* Begin Given data *

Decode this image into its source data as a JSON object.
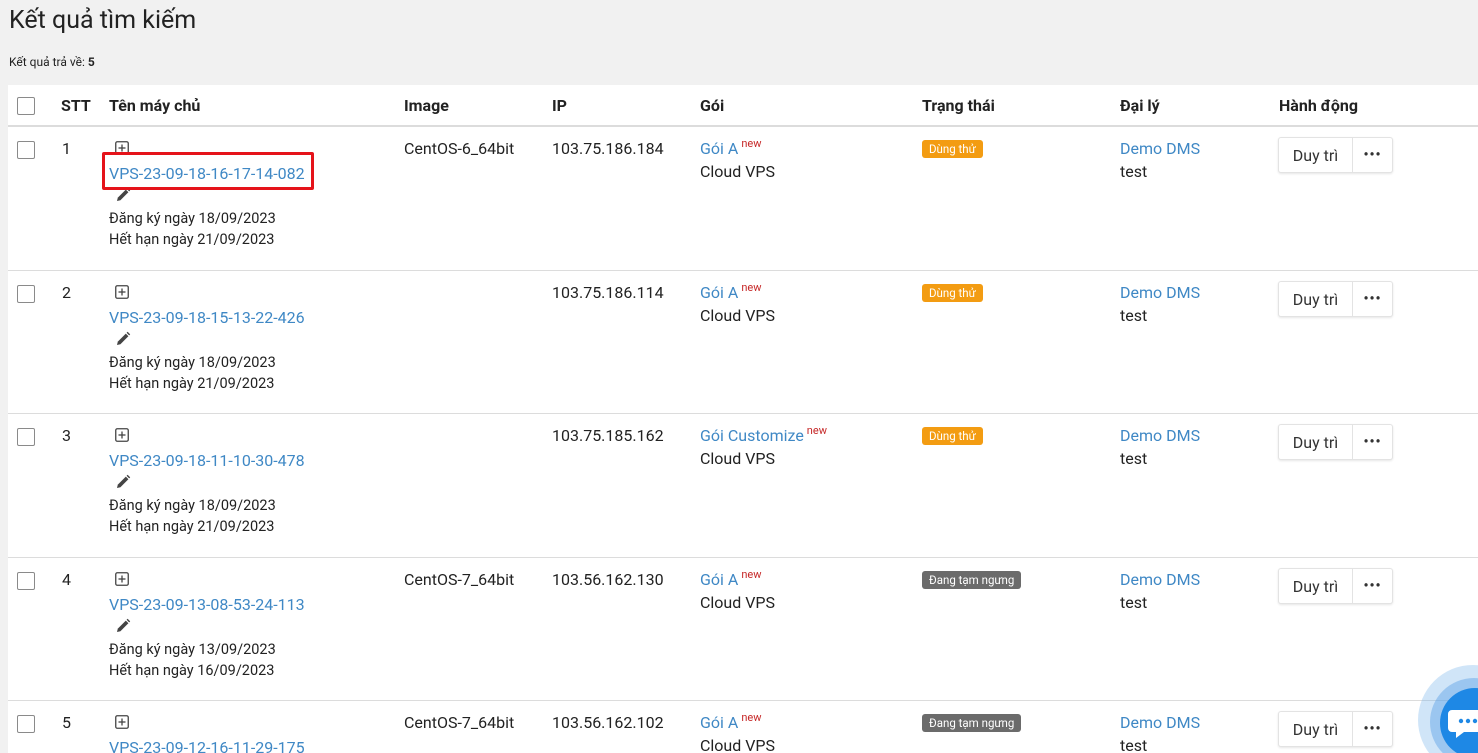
{
  "page": {
    "title": "Kết quả tìm kiếm",
    "result_label": "Kết quả trả về:",
    "result_count": "5"
  },
  "table": {
    "headers": {
      "stt": "STT",
      "name": "Tên máy chủ",
      "image": "Image",
      "ip": "IP",
      "plan": "Gói",
      "status": "Trạng thái",
      "agent": "Đại lý",
      "action": "Hành động"
    },
    "rows": [
      {
        "stt": "1",
        "name": "VPS-23-09-18-16-17-14-082",
        "registered": "Đăng ký ngày 18/09/2023",
        "expires": "Hết hạn ngày 21/09/2023",
        "image": "CentOS-6_64bit",
        "ip": "103.75.186.184",
        "plan": "Gói A",
        "plan_tag": "new",
        "plan_type": "Cloud VPS",
        "status": "Dùng thử",
        "status_kind": "trial",
        "agent": "Demo DMS",
        "agent_user": "test",
        "action": "Duy trì",
        "more": "•••"
      },
      {
        "stt": "2",
        "name": "VPS-23-09-18-15-13-22-426",
        "registered": "Đăng ký ngày 18/09/2023",
        "expires": "Hết hạn ngày 21/09/2023",
        "image": "",
        "ip": "103.75.186.114",
        "plan": "Gói A",
        "plan_tag": "new",
        "plan_type": "Cloud VPS",
        "status": "Dùng thử",
        "status_kind": "trial",
        "agent": "Demo DMS",
        "agent_user": "test",
        "action": "Duy trì",
        "more": "•••"
      },
      {
        "stt": "3",
        "name": "VPS-23-09-18-11-10-30-478",
        "registered": "Đăng ký ngày 18/09/2023",
        "expires": "Hết hạn ngày 21/09/2023",
        "image": "",
        "ip": "103.75.185.162",
        "plan": "Gói Customize",
        "plan_tag": "new",
        "plan_type": "Cloud VPS",
        "status": "Dùng thử",
        "status_kind": "trial",
        "agent": "Demo DMS",
        "agent_user": "test",
        "action": "Duy trì",
        "more": "•••"
      },
      {
        "stt": "4",
        "name": "VPS-23-09-13-08-53-24-113",
        "registered": "Đăng ký ngày 13/09/2023",
        "expires": "Hết hạn ngày 16/09/2023",
        "image": "CentOS-7_64bit",
        "ip": "103.56.162.130",
        "plan": "Gói A",
        "plan_tag": "new",
        "plan_type": "Cloud VPS",
        "status": "Đang tạm ngưng",
        "status_kind": "paused",
        "agent": "Demo DMS",
        "agent_user": "test",
        "action": "Duy trì",
        "more": "•••"
      },
      {
        "stt": "5",
        "name": "VPS-23-09-12-16-11-29-175",
        "registered": "",
        "expires": "",
        "image": "CentOS-7_64bit",
        "ip": "103.56.162.102",
        "plan": "Gói A",
        "plan_tag": "new",
        "plan_type": "Cloud VPS",
        "status": "Đang tạm ngưng",
        "status_kind": "paused",
        "agent": "Demo DMS",
        "agent_user": "test",
        "action": "Duy trì",
        "more": "•••"
      }
    ]
  },
  "colors": {
    "link": "#3f88c5",
    "trial_badge": "#f39c12",
    "paused_badge": "#6b6b6b",
    "highlight": "#e5131a",
    "chat": "#1e88e5"
  },
  "icons": {
    "expand": "plus-square-icon",
    "edit": "pencil-icon",
    "chat": "chat-bubble-icon"
  }
}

* End Given data *

→ The problem
Restate the data above word for word. Skip every picture.

→ Task output
Decode this image into its source data as a JSON object.
{
  "page": {
    "title": "Kết quả tìm kiếm",
    "result_label": "Kết quả trả về:",
    "result_count": "5"
  },
  "table": {
    "headers": {
      "stt": "STT",
      "name": "Tên máy chủ",
      "image": "Image",
      "ip": "IP",
      "plan": "Gói",
      "status": "Trạng thái",
      "agent": "Đại lý",
      "action": "Hành động"
    },
    "rows": [
      {
        "stt": "1",
        "name": "VPS-23-09-18-16-17-14-082",
        "registered": "Đăng ký ngày 18/09/2023",
        "expires": "Hết hạn ngày 21/09/2023",
        "image": "CentOS-6_64bit",
        "ip": "103.75.186.184",
        "plan": "Gói A",
        "plan_tag": "new",
        "plan_type": "Cloud VPS",
        "status": "Dùng thử",
        "status_kind": "trial",
        "agent": "Demo DMS",
        "agent_user": "test",
        "action": "Duy trì",
        "more": "•••"
      },
      {
        "stt": "2",
        "name": "VPS-23-09-18-15-13-22-426",
        "registered": "Đăng ký ngày 18/09/2023",
        "expires": "Hết hạn ngày 21/09/2023",
        "image": "",
        "ip": "103.75.186.114",
        "plan": "Gói A",
        "plan_tag": "new",
        "plan_type": "Cloud VPS",
        "status": "Dùng thử",
        "status_kind": "trial",
        "agent": "Demo DMS",
        "agent_user": "test",
        "action": "Duy trì",
        "more": "•••"
      },
      {
        "stt": "3",
        "name": "VPS-23-09-18-11-10-30-478",
        "registered": "Đăng ký ngày 18/09/2023",
        "expires": "Hết hạn ngày 21/09/2023",
        "image": "",
        "ip": "103.75.185.162",
        "plan": "Gói Customize",
        "plan_tag": "new",
        "plan_type": "Cloud VPS",
        "status": "Dùng thử",
        "status_kind": "trial",
        "agent": "Demo DMS",
        "agent_user": "test",
        "action": "Duy trì",
        "more": "•••"
      },
      {
        "stt": "4",
        "name": "VPS-23-09-13-08-53-24-113",
        "registered": "Đăng ký ngày 13/09/2023",
        "expires": "Hết hạn ngày 16/09/2023",
        "image": "CentOS-7_64bit",
        "ip": "103.56.162.130",
        "plan": "Gói A",
        "plan_tag": "new",
        "plan_type": "Cloud VPS",
        "status": "Đang tạm ngưng",
        "status_kind": "paused",
        "agent": "Demo DMS",
        "agent_user": "test",
        "action": "Duy trì",
        "more": "•••"
      },
      {
        "stt": "5",
        "name": "VPS-23-09-12-16-11-29-175",
        "registered": "",
        "expires": "",
        "image": "CentOS-7_64bit",
        "ip": "103.56.162.102",
        "plan": "Gói A",
        "plan_tag": "new",
        "plan_type": "Cloud VPS",
        "status": "Đang tạm ngưng",
        "status_kind": "paused",
        "agent": "Demo DMS",
        "agent_user": "test",
        "action": "Duy trì",
        "more": "•••"
      }
    ]
  },
  "colors": {
    "link": "#3f88c5",
    "trial_badge": "#f39c12",
    "paused_badge": "#6b6b6b",
    "highlight": "#e5131a",
    "chat": "#1e88e5"
  },
  "icons": {
    "expand": "plus-square-icon",
    "edit": "pencil-icon",
    "chat": "chat-bubble-icon"
  }
}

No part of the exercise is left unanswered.